**GIVEN REQUEST:** Will you copy out, character for character, the rows below from the very first one up to and including the row that contains "- data-point: [1090, 1088, 1117, 1115]"?

**MATERIALS PROVIDED:**
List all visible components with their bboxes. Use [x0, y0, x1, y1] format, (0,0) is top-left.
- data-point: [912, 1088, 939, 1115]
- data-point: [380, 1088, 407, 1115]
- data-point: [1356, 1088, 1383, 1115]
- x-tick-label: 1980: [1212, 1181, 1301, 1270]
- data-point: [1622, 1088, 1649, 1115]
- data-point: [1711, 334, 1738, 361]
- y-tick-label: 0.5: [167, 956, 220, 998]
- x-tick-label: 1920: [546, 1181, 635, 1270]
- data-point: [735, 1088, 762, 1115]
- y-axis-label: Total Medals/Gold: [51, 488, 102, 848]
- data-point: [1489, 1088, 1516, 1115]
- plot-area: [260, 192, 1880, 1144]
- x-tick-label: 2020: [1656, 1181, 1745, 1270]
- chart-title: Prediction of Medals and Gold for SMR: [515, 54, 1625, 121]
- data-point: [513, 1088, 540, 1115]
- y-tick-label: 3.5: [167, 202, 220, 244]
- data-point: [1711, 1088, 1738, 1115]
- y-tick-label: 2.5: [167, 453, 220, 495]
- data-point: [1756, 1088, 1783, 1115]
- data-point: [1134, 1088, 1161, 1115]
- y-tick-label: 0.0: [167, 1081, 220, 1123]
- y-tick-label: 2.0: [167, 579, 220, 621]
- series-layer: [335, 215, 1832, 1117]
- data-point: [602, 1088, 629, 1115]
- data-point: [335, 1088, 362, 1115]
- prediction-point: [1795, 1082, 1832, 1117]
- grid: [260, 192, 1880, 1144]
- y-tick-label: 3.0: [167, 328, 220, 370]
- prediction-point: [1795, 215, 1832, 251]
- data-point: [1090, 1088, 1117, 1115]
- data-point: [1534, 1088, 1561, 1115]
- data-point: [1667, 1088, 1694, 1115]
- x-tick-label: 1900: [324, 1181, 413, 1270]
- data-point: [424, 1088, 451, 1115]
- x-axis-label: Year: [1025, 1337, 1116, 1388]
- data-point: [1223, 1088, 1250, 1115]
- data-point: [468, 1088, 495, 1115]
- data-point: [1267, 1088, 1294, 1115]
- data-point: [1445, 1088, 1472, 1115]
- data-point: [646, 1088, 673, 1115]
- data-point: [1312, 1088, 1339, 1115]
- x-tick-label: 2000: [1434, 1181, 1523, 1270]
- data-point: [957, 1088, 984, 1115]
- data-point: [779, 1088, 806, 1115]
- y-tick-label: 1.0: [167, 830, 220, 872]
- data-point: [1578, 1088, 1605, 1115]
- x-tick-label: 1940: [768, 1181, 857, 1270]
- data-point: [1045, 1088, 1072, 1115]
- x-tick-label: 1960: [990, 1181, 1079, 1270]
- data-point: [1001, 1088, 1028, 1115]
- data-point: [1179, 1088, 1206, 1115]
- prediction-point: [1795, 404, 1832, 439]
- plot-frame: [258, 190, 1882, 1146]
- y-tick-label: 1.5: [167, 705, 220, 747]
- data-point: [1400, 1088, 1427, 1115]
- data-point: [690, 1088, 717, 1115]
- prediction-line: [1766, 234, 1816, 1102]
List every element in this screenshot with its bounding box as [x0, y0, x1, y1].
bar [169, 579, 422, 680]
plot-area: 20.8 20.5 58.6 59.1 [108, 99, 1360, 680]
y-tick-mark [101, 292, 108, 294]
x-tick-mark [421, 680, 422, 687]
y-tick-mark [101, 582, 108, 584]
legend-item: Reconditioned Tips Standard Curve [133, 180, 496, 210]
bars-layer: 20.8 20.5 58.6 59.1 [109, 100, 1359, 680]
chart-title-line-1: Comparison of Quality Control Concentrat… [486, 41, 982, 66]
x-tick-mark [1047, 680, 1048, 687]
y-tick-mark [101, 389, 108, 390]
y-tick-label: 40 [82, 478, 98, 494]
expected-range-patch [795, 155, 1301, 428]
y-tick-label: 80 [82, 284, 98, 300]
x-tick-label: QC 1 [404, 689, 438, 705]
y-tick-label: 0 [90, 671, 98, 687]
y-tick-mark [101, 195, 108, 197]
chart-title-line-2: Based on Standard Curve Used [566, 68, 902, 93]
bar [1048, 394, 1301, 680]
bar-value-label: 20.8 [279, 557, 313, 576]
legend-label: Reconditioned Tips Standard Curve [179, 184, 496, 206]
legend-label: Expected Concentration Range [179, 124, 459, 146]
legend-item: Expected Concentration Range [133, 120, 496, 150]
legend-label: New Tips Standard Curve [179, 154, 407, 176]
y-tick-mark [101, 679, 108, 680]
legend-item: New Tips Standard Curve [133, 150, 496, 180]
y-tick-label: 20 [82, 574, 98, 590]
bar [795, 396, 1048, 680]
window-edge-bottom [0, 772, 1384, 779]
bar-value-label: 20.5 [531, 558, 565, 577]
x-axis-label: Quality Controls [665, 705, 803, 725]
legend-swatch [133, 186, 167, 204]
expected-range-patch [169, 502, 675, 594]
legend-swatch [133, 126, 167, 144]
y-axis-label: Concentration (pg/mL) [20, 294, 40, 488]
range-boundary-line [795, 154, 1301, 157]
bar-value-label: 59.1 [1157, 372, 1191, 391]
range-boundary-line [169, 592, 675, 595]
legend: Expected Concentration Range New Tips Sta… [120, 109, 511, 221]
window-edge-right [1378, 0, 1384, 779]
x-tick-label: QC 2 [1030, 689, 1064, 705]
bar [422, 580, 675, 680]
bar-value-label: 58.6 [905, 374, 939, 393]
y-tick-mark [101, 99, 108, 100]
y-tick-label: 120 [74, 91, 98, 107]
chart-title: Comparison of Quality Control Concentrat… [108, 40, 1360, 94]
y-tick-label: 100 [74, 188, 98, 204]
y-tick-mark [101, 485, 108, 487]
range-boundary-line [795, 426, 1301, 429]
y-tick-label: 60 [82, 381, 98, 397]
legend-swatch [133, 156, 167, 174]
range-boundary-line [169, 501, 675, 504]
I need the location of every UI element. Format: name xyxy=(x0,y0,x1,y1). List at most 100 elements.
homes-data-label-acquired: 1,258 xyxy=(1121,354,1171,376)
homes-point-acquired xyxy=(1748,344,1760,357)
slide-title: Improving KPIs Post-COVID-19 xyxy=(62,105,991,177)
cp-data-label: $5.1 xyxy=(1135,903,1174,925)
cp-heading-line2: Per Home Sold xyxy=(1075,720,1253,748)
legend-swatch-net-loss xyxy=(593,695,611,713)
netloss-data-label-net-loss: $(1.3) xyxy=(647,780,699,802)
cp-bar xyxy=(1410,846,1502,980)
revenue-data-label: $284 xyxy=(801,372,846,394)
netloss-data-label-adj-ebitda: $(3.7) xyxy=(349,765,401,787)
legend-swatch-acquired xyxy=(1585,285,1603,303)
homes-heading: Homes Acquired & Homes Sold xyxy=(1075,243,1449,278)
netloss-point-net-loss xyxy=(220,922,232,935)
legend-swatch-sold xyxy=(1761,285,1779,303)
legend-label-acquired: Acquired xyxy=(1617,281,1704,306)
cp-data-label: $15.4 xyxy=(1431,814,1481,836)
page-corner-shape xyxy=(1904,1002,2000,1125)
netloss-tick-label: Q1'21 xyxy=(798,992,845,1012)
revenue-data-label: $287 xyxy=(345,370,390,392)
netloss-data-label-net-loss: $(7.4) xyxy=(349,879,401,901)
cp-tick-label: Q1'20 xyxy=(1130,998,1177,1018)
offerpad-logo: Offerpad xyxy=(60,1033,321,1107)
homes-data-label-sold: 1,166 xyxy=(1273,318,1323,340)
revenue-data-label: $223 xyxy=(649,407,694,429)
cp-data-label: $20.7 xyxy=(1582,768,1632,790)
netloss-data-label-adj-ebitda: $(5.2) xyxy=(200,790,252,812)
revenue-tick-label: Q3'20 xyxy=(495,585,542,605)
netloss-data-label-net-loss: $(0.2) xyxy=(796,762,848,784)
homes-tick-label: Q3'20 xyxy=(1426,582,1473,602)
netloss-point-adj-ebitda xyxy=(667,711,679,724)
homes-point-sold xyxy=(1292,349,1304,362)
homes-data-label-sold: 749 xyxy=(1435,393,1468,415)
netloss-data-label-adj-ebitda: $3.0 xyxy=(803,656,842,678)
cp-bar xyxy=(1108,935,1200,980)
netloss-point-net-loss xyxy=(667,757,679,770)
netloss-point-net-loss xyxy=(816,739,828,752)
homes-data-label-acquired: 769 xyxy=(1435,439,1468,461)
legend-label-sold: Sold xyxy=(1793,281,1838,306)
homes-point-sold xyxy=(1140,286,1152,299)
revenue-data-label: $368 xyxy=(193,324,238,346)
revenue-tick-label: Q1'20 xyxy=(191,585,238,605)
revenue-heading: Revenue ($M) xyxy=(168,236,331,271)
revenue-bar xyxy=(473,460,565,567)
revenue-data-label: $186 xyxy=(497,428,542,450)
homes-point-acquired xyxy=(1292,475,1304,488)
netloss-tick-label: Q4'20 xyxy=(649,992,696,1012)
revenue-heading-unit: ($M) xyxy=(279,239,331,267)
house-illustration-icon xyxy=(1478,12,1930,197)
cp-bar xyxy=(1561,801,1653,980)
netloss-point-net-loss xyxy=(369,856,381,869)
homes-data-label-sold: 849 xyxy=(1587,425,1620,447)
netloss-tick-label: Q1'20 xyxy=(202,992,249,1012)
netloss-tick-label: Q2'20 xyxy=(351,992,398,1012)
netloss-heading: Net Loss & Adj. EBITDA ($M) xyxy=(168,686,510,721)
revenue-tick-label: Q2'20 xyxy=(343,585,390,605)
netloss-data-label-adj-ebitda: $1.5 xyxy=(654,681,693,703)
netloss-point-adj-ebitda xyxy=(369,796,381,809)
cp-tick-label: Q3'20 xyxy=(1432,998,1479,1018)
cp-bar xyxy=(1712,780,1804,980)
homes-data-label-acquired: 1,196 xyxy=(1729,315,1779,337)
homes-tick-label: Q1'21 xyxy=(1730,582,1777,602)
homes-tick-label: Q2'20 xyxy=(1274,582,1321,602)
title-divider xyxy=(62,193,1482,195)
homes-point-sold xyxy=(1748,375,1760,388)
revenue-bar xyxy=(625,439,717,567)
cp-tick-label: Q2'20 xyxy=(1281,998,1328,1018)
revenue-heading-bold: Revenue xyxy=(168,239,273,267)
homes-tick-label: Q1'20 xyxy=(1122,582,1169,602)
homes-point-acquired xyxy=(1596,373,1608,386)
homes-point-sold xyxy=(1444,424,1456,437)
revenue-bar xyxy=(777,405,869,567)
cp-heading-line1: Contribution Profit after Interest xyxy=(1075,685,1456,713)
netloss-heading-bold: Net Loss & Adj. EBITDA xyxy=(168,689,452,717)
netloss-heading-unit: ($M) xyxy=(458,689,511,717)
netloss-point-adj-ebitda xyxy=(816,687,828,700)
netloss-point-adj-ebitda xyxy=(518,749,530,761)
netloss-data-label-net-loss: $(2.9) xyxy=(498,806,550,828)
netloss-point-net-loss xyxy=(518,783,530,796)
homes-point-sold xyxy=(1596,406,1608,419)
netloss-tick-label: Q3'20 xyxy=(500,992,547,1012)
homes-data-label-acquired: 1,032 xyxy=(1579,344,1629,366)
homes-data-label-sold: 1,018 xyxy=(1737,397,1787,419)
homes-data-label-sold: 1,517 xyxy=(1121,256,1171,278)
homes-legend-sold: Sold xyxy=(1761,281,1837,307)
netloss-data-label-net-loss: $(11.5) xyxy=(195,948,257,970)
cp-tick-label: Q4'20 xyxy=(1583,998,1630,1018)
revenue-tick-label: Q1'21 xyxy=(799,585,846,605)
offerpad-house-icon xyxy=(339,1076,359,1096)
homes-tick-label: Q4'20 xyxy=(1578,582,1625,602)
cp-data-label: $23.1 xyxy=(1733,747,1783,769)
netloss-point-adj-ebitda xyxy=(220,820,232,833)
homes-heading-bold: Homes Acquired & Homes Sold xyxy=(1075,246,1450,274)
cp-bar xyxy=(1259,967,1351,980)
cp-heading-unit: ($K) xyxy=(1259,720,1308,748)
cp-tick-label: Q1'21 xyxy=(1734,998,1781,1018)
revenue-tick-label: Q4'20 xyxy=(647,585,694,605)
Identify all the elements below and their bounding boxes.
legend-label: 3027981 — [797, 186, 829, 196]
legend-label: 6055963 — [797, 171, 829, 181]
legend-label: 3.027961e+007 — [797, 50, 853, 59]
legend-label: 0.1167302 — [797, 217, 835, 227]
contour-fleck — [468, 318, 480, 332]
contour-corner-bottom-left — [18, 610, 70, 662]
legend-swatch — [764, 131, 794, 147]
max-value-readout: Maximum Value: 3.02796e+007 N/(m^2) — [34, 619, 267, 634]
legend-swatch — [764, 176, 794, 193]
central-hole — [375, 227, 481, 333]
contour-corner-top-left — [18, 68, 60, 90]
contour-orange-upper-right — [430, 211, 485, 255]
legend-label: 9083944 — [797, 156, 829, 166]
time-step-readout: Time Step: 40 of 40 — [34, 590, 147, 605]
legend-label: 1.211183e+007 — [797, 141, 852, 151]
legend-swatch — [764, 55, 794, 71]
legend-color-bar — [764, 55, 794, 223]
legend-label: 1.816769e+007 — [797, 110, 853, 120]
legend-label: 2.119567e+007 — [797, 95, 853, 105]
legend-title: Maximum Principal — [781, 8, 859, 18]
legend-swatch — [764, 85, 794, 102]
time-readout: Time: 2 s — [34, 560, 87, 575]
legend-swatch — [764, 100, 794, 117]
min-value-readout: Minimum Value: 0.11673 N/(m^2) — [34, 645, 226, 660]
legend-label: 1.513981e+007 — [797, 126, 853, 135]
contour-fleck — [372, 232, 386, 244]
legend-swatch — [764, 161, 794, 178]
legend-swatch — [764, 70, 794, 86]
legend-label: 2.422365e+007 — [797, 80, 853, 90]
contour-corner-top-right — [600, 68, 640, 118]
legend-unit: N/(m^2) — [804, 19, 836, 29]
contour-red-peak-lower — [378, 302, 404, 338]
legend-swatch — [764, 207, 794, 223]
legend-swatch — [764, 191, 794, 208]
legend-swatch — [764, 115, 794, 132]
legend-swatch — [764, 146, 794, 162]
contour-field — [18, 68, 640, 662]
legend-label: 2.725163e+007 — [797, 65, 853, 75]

**ANSWER TO THIS EXERCISE:**
List all visible components with their bboxes. Use [x0, y0, x1, y1] format, (0,0) is top-left.
- data-point: [912, 1088, 939, 1115]
- data-point: [380, 1088, 407, 1115]
- data-point: [1356, 1088, 1383, 1115]
- x-tick-label: 1980: [1212, 1181, 1301, 1270]
- data-point: [1622, 1088, 1649, 1115]
- data-point: [1711, 334, 1738, 361]
- y-tick-label: 0.5: [167, 956, 220, 998]
- x-tick-label: 1920: [546, 1181, 635, 1270]
- data-point: [735, 1088, 762, 1115]
- y-axis-label: Total Medals/Gold: [51, 488, 102, 848]
- data-point: [1489, 1088, 1516, 1115]
- plot-area: [260, 192, 1880, 1144]
- x-tick-label: 2020: [1656, 1181, 1745, 1270]
- chart-title: Prediction of Medals and Gold for SMR: [515, 54, 1625, 121]
- data-point: [513, 1088, 540, 1115]
- y-tick-label: 3.5: [167, 202, 220, 244]
- data-point: [1711, 1088, 1738, 1115]
- y-tick-label: 2.5: [167, 453, 220, 495]
- data-point: [1756, 1088, 1783, 1115]
- data-point: [1134, 1088, 1161, 1115]
- y-tick-label: 0.0: [167, 1081, 220, 1123]
- y-tick-label: 2.0: [167, 579, 220, 621]
- series-layer: [335, 215, 1832, 1117]
- data-point: [602, 1088, 629, 1115]
- data-point: [335, 1088, 362, 1115]
- prediction-point: [1795, 1082, 1832, 1117]
- grid: [260, 192, 1880, 1144]
- y-tick-label: 3.0: [167, 328, 220, 370]
- prediction-point: [1795, 215, 1832, 251]
- data-point: [1090, 1088, 1117, 1115]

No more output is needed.